• _Work to complete_:
Exactly reproduce each record listed below.
★ ★ ★ ★
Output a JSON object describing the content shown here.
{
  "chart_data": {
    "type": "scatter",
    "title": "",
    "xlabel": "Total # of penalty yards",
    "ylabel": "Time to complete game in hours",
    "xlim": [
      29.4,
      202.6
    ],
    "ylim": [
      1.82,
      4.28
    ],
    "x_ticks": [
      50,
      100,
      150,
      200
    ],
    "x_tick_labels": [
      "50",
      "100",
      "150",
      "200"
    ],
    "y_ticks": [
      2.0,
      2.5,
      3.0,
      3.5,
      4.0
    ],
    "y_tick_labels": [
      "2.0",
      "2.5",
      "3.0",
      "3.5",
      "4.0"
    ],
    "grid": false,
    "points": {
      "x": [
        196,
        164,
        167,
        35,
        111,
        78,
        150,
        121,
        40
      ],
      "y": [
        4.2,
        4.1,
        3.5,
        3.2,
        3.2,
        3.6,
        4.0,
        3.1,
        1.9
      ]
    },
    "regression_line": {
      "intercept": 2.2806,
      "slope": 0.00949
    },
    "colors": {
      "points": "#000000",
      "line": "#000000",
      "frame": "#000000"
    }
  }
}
★ ★ ★ ★
• _Reply to the task_:
Output a JSON object describing the content shown here.
{
  "chart_data": {
    "type": "scatter",
    "title": "",
    "xlabel": "Total # of penalty yards",
    "ylabel": "Time to complete game in hours",
    "xlim": [
      29.4,
      202.6
    ],
    "ylim": [
      1.82,
      4.28
    ],
    "x_ticks": [
      50,
      100,
      150,
      200
    ],
    "x_tick_labels": [
      "50",
      "100",
      "150",
      "200"
    ],
    "y_ticks": [
      2.0,
      2.5,
      3.0,
      3.5,
      4.0
    ],
    "y_tick_labels": [
      "2.0",
      "2.5",
      "3.0",
      "3.5",
      "4.0"
    ],
    "grid": false,
    "points": {
      "x": [
        196,
        164,
        167,
        35,
        111,
        78,
        150,
        121,
        40
      ],
      "y": [
        4.2,
        4.1,
        3.5,
        3.2,
        3.2,
        3.6,
        4.0,
        3.1,
        1.9
      ]
    },
    "regression_line": {
      "intercept": 2.2806,
      "slope": 0.00949
    },
    "colors": {
      "points": "#000000",
      "line": "#000000",
      "frame": "#000000"
    }
  }
}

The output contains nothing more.